** START Dataset content **

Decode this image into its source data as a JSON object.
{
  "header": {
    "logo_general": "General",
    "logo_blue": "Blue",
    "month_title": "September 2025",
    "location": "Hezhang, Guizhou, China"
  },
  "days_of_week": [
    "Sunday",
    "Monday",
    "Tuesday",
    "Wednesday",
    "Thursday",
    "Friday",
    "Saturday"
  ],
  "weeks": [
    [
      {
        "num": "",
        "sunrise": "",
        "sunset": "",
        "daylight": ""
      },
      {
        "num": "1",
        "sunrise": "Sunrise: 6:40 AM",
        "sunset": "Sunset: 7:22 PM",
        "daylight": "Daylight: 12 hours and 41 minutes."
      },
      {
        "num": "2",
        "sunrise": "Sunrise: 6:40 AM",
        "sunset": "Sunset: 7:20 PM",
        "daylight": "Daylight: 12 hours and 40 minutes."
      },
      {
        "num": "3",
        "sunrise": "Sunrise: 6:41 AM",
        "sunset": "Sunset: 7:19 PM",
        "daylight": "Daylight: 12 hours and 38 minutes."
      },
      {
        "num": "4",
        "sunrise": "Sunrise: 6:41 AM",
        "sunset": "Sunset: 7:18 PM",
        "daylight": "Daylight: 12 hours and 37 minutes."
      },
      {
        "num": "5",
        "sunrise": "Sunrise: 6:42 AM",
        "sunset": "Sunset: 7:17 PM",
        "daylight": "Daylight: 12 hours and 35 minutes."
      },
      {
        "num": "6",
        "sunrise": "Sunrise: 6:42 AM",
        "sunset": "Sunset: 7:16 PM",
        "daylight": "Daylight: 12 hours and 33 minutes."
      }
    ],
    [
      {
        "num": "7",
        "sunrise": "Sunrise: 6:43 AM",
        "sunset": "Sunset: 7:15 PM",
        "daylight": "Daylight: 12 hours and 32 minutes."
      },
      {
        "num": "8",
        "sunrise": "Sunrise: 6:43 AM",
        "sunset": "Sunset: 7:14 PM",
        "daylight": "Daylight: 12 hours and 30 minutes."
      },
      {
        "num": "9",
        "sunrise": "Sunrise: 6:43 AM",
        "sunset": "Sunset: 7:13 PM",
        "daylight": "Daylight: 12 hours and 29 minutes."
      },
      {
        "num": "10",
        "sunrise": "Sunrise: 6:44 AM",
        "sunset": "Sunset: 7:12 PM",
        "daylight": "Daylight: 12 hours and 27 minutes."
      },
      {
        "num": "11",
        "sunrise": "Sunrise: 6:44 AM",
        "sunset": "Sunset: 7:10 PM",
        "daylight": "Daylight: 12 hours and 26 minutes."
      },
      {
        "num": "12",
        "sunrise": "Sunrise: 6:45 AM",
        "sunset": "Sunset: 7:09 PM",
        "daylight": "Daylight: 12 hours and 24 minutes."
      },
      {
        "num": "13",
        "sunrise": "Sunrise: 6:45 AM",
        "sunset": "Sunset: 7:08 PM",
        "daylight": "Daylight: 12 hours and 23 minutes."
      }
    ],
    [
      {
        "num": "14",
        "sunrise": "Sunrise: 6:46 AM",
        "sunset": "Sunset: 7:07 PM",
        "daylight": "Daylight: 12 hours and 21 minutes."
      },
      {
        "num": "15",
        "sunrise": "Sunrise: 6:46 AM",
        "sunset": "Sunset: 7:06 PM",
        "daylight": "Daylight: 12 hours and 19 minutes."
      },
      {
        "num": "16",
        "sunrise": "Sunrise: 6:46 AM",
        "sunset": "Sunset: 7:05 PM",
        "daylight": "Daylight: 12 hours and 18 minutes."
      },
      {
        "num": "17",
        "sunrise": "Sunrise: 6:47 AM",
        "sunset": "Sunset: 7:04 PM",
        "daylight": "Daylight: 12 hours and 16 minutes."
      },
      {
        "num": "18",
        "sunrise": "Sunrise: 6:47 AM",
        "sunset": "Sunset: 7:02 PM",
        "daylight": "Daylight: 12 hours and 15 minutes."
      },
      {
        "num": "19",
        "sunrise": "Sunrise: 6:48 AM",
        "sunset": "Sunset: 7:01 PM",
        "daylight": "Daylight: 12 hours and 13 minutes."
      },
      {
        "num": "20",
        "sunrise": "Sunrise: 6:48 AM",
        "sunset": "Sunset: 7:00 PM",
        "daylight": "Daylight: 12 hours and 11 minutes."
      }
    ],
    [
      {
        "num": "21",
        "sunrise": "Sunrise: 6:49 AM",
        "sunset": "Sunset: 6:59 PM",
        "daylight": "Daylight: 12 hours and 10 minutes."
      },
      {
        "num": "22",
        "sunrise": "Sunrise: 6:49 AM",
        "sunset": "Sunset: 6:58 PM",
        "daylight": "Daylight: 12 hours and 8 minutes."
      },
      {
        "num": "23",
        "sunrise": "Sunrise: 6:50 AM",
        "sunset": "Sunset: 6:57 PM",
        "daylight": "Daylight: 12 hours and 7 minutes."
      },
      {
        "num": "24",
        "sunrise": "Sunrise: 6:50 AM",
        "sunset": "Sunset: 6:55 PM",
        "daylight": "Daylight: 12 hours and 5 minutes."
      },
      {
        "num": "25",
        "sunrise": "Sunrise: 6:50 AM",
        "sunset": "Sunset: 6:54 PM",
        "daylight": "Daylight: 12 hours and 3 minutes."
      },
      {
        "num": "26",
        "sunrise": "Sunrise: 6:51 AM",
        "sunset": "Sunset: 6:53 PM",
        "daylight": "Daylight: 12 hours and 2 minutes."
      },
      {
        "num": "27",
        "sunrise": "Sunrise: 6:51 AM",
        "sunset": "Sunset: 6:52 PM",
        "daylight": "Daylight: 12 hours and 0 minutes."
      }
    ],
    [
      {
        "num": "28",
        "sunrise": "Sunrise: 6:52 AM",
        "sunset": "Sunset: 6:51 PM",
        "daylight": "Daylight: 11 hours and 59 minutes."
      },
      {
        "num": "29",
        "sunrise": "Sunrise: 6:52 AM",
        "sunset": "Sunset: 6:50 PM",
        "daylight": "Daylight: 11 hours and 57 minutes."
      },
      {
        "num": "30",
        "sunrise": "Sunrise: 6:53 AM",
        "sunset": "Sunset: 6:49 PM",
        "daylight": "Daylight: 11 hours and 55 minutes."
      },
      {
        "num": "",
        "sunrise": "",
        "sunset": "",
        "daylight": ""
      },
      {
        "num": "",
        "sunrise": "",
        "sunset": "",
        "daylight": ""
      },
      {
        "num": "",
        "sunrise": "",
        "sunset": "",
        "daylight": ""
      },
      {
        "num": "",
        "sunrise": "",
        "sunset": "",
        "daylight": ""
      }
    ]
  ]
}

** END Dataset content **

# Job
Take the entries above and copy them out exactly.

# Result below
Decode this image into its source data as a JSON object.
{
  "header": {
    "logo_general": "General",
    "logo_blue": "Blue",
    "month_title": "September 2025",
    "location": "Hezhang, Guizhou, China"
  },
  "days_of_week": [
    "Sunday",
    "Monday",
    "Tuesday",
    "Wednesday",
    "Thursday",
    "Friday",
    "Saturday"
  ],
  "weeks": [
    [
      {
        "num": "",
        "sunrise": "",
        "sunset": "",
        "daylight": ""
      },
      {
        "num": "1",
        "sunrise": "Sunrise: 6:40 AM",
        "sunset": "Sunset: 7:22 PM",
        "daylight": "Daylight: 12 hours and 41 minutes."
      },
      {
        "num": "2",
        "sunrise": "Sunrise: 6:40 AM",
        "sunset": "Sunset: 7:20 PM",
        "daylight": "Daylight: 12 hours and 40 minutes."
      },
      {
        "num": "3",
        "sunrise": "Sunrise: 6:41 AM",
        "sunset": "Sunset: 7:19 PM",
        "daylight": "Daylight: 12 hours and 38 minutes."
      },
      {
        "num": "4",
        "sunrise": "Sunrise: 6:41 AM",
        "sunset": "Sunset: 7:18 PM",
        "daylight": "Daylight: 12 hours and 37 minutes."
      },
      {
        "num": "5",
        "sunrise": "Sunrise: 6:42 AM",
        "sunset": "Sunset: 7:17 PM",
        "daylight": "Daylight: 12 hours and 35 minutes."
      },
      {
        "num": "6",
        "sunrise": "Sunrise: 6:42 AM",
        "sunset": "Sunset: 7:16 PM",
        "daylight": "Daylight: 12 hours and 33 minutes."
      }
    ],
    [
      {
        "num": "7",
        "sunrise": "Sunrise: 6:43 AM",
        "sunset": "Sunset: 7:15 PM",
        "daylight": "Daylight: 12 hours and 32 minutes."
      },
      {
        "num": "8",
        "sunrise": "Sunrise: 6:43 AM",
        "sunset": "Sunset: 7:14 PM",
        "daylight": "Daylight: 12 hours and 30 minutes."
      },
      {
        "num": "9",
        "sunrise": "Sunrise: 6:43 AM",
        "sunset": "Sunset: 7:13 PM",
        "daylight": "Daylight: 12 hours and 29 minutes."
      },
      {
        "num": "10",
        "sunrise": "Sunrise: 6:44 AM",
        "sunset": "Sunset: 7:12 PM",
        "daylight": "Daylight: 12 hours and 27 minutes."
      },
      {
        "num": "11",
        "sunrise": "Sunrise: 6:44 AM",
        "sunset": "Sunset: 7:10 PM",
        "daylight": "Daylight: 12 hours and 26 minutes."
      },
      {
        "num": "12",
        "sunrise": "Sunrise: 6:45 AM",
        "sunset": "Sunset: 7:09 PM",
        "daylight": "Daylight: 12 hours and 24 minutes."
      },
      {
        "num": "13",
        "sunrise": "Sunrise: 6:45 AM",
        "sunset": "Sunset: 7:08 PM",
        "daylight": "Daylight: 12 hours and 23 minutes."
      }
    ],
    [
      {
        "num": "14",
        "sunrise": "Sunrise: 6:46 AM",
        "sunset": "Sunset: 7:07 PM",
        "daylight": "Daylight: 12 hours and 21 minutes."
      },
      {
        "num": "15",
        "sunrise": "Sunrise: 6:46 AM",
        "sunset": "Sunset: 7:06 PM",
        "daylight": "Daylight: 12 hours and 19 minutes."
      },
      {
        "num": "16",
        "sunrise": "Sunrise: 6:46 AM",
        "sunset": "Sunset: 7:05 PM",
        "daylight": "Daylight: 12 hours and 18 minutes."
      },
      {
        "num": "17",
        "sunrise": "Sunrise: 6:47 AM",
        "sunset": "Sunset: 7:04 PM",
        "daylight": "Daylight: 12 hours and 16 minutes."
      },
      {
        "num": "18",
        "sunrise": "Sunrise: 6:47 AM",
        "sunset": "Sunset: 7:02 PM",
        "daylight": "Daylight: 12 hours and 15 minutes."
      },
      {
        "num": "19",
        "sunrise": "Sunrise: 6:48 AM",
        "sunset": "Sunset: 7:01 PM",
        "daylight": "Daylight: 12 hours and 13 minutes."
      },
      {
        "num": "20",
        "sunrise": "Sunrise: 6:48 AM",
        "sunset": "Sunset: 7:00 PM",
        "daylight": "Daylight: 12 hours and 11 minutes."
      }
    ],
    [
      {
        "num": "21",
        "sunrise": "Sunrise: 6:49 AM",
        "sunset": "Sunset: 6:59 PM",
        "daylight": "Daylight: 12 hours and 10 minutes."
      },
      {
        "num": "22",
        "sunrise": "Sunrise: 6:49 AM",
        "sunset": "Sunset: 6:58 PM",
        "daylight": "Daylight: 12 hours and 8 minutes."
      },
      {
        "num": "23",
        "sunrise": "Sunrise: 6:50 AM",
        "sunset": "Sunset: 6:57 PM",
        "daylight": "Daylight: 12 hours and 7 minutes."
      },
      {
        "num": "24",
        "sunrise": "Sunrise: 6:50 AM",
        "sunset": "Sunset: 6:55 PM",
        "daylight": "Daylight: 12 hours and 5 minutes."
      },
      {
        "num": "25",
        "sunrise": "Sunrise: 6:50 AM",
        "sunset": "Sunset: 6:54 PM",
        "daylight": "Daylight: 12 hours and 3 minutes."
      },
      {
        "num": "26",
        "sunrise": "Sunrise: 6:51 AM",
        "sunset": "Sunset: 6:53 PM",
        "daylight": "Daylight: 12 hours and 2 minutes."
      },
      {
        "num": "27",
        "sunrise": "Sunrise: 6:51 AM",
        "sunset": "Sunset: 6:52 PM",
        "daylight": "Daylight: 12 hours and 0 minutes."
      }
    ],
    [
      {
        "num": "28",
        "sunrise": "Sunrise: 6:52 AM",
        "sunset": "Sunset: 6:51 PM",
        "daylight": "Daylight: 11 hours and 59 minutes."
      },
      {
        "num": "29",
        "sunrise": "Sunrise: 6:52 AM",
        "sunset": "Sunset: 6:50 PM",
        "daylight": "Daylight: 11 hours and 57 minutes."
      },
      {
        "num": "30",
        "sunrise": "Sunrise: 6:53 AM",
        "sunset": "Sunset: 6:49 PM",
        "daylight": "Daylight: 11 hours and 55 minutes."
      },
      {
        "num": "",
        "sunrise": "",
        "sunset": "",
        "daylight": ""
      },
      {
        "num": "",
        "sunrise": "",
        "sunset": "",
        "daylight": ""
      },
      {
        "num": "",
        "sunrise": "",
        "sunset": "",
        "daylight": ""
      },
      {
        "num": "",
        "sunrise": "",
        "sunset": "",
        "daylight": ""
      }
    ]
  ]
}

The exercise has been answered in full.